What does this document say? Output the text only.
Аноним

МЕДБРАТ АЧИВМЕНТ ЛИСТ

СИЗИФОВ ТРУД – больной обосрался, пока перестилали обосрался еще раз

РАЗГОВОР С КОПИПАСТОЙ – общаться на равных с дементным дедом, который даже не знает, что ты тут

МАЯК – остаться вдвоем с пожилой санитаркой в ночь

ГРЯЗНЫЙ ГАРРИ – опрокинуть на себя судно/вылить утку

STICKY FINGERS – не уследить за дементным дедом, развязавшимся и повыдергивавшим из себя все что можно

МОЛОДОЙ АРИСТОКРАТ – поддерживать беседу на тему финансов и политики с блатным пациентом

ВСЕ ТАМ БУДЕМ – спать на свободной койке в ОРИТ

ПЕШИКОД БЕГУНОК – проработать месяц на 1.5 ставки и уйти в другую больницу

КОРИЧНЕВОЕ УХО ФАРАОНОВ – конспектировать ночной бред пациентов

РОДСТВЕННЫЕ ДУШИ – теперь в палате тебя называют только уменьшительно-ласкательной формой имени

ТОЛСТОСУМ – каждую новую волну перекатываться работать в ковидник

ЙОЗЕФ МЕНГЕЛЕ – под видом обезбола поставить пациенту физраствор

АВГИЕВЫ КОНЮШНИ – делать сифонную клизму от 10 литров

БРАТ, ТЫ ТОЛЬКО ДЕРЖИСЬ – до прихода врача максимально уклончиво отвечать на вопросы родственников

----

Keep only those lines of the records that hold "дементным", and return them.

РАЗГОВОР С КОПИПАСТОЙ – общаться на равных с дементным дедом, который даже не знает, что ты тут
STICKY FINGERS – не уследить за дементным дедом, развязавшимся и повыдергивавшим из себя все что можно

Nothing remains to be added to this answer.